Exercise goal: Your task is to give the data again, exactly, with every line intact.
## Begin Provided records
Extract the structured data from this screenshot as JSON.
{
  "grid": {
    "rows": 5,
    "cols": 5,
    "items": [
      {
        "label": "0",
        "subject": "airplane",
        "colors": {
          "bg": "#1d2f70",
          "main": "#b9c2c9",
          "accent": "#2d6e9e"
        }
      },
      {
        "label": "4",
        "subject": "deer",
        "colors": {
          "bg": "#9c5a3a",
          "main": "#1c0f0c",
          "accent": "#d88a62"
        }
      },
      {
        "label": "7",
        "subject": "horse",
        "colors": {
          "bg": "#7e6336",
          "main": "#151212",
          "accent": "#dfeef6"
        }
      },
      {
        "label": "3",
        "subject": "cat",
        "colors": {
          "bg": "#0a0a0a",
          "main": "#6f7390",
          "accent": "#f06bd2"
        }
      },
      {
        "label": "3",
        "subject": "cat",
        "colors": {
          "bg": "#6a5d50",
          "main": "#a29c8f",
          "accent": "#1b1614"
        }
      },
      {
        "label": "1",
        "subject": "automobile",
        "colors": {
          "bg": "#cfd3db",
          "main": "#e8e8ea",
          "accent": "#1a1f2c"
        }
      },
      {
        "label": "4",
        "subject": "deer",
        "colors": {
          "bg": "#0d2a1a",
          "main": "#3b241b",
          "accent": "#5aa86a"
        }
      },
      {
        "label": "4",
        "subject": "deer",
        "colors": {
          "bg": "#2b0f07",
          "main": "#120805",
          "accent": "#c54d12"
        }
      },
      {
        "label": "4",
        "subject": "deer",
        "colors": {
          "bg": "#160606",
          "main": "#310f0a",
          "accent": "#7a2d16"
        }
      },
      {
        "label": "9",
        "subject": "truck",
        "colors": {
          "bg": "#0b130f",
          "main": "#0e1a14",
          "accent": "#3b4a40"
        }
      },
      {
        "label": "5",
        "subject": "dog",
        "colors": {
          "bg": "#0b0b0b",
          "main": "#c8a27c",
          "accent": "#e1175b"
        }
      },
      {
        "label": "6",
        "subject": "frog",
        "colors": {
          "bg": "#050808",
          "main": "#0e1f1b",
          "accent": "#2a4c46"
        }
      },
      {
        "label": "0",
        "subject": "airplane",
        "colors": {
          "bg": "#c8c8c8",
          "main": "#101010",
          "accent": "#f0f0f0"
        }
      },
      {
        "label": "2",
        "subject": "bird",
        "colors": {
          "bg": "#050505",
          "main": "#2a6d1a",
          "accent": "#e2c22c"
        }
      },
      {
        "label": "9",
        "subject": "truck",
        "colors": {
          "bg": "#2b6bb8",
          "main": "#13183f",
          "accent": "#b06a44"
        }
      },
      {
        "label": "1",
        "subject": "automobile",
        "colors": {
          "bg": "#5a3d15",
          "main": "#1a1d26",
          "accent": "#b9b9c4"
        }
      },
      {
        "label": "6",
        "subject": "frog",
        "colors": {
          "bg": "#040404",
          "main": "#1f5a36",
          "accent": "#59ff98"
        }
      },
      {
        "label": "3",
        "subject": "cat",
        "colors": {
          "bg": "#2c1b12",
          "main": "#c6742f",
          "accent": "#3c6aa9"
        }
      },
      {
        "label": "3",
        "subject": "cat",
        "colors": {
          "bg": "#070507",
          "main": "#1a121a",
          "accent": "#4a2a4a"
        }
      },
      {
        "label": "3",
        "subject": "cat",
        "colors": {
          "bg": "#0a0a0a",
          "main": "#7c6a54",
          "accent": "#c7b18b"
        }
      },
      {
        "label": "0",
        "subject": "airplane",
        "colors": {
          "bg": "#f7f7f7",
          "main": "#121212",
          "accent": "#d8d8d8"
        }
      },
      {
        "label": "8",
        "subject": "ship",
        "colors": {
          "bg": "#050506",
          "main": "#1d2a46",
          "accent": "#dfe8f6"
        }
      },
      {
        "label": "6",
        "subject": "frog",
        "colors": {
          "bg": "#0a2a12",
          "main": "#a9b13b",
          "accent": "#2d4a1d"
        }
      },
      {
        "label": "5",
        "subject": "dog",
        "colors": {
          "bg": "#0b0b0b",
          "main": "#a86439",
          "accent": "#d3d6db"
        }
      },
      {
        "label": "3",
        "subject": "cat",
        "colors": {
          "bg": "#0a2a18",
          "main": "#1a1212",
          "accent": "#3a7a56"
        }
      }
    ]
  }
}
## End Provided records
Output of the task:
Extract the structured data from this screenshot as JSON.
{
  "grid": {
    "rows": 5,
    "cols": 5,
    "items": [
      {
        "label": "0",
        "subject": "airplane",
        "colors": {
          "bg": "#1d2f70",
          "main": "#b9c2c9",
          "accent": "#2d6e9e"
        }
      },
      {
        "label": "4",
        "subject": "deer",
        "colors": {
          "bg": "#9c5a3a",
          "main": "#1c0f0c",
          "accent": "#d88a62"
        }
      },
      {
        "label": "7",
        "subject": "horse",
        "colors": {
          "bg": "#7e6336",
          "main": "#151212",
          "accent": "#dfeef6"
        }
      },
      {
        "label": "3",
        "subject": "cat",
        "colors": {
          "bg": "#0a0a0a",
          "main": "#6f7390",
          "accent": "#f06bd2"
        }
      },
      {
        "label": "3",
        "subject": "cat",
        "colors": {
          "bg": "#6a5d50",
          "main": "#a29c8f",
          "accent": "#1b1614"
        }
      },
      {
        "label": "1",
        "subject": "automobile",
        "colors": {
          "bg": "#cfd3db",
          "main": "#e8e8ea",
          "accent": "#1a1f2c"
        }
      },
      {
        "label": "4",
        "subject": "deer",
        "colors": {
          "bg": "#0d2a1a",
          "main": "#3b241b",
          "accent": "#5aa86a"
        }
      },
      {
        "label": "4",
        "subject": "deer",
        "colors": {
          "bg": "#2b0f07",
          "main": "#120805",
          "accent": "#c54d12"
        }
      },
      {
        "label": "4",
        "subject": "deer",
        "colors": {
          "bg": "#160606",
          "main": "#310f0a",
          "accent": "#7a2d16"
        }
      },
      {
        "label": "9",
        "subject": "truck",
        "colors": {
          "bg": "#0b130f",
          "main": "#0e1a14",
          "accent": "#3b4a40"
        }
      },
      {
        "label": "5",
        "subject": "dog",
        "colors": {
          "bg": "#0b0b0b",
          "main": "#c8a27c",
          "accent": "#e1175b"
        }
      },
      {
        "label": "6",
        "subject": "frog",
        "colors": {
          "bg": "#050808",
          "main": "#0e1f1b",
          "accent": "#2a4c46"
        }
      },
      {
        "label": "0",
        "subject": "airplane",
        "colors": {
          "bg": "#c8c8c8",
          "main": "#101010",
          "accent": "#f0f0f0"
        }
      },
      {
        "label": "2",
        "subject": "bird",
        "colors": {
          "bg": "#050505",
          "main": "#2a6d1a",
          "accent": "#e2c22c"
        }
      },
      {
        "label": "9",
        "subject": "truck",
        "colors": {
          "bg": "#2b6bb8",
          "main": "#13183f",
          "accent": "#b06a44"
        }
      },
      {
        "label": "1",
        "subject": "automobile",
        "colors": {
          "bg": "#5a3d15",
          "main": "#1a1d26",
          "accent": "#b9b9c4"
        }
      },
      {
        "label": "6",
        "subject": "frog",
        "colors": {
          "bg": "#040404",
          "main": "#1f5a36",
          "accent": "#59ff98"
        }
      },
      {
        "label": "3",
        "subject": "cat",
        "colors": {
          "bg": "#2c1b12",
          "main": "#c6742f",
          "accent": "#3c6aa9"
        }
      },
      {
        "label": "3",
        "subject": "cat",
        "colors": {
          "bg": "#070507",
          "main": "#1a121a",
          "accent": "#4a2a4a"
        }
      },
      {
        "label": "3",
        "subject": "cat",
        "colors": {
          "bg": "#0a0a0a",
          "main": "#7c6a54",
          "accent": "#c7b18b"
        }
      },
      {
        "label": "0",
        "subject": "airplane",
        "colors": {
          "bg": "#f7f7f7",
          "main": "#121212",
          "accent": "#d8d8d8"
        }
      },
      {
        "label": "8",
        "subject": "ship",
        "colors": {
          "bg": "#050506",
          "main": "#1d2a46",
          "accent": "#dfe8f6"
        }
      },
      {
        "label": "6",
        "subject": "frog",
        "colors": {
          "bg": "#0a2a12",
          "main": "#a9b13b",
          "accent": "#2d4a1d"
        }
      },
      {
        "label": "5",
        "subject": "dog",
        "colors": {
          "bg": "#0b0b0b",
          "main": "#a86439",
          "accent": "#d3d6db"
        }
      },
      {
        "label": "3",
        "subject": "cat",
        "colors": {
          "bg": "#0a2a18",
          "main": "#1a1212",
          "accent": "#3a7a56"
        }
      }
    ]
  }
}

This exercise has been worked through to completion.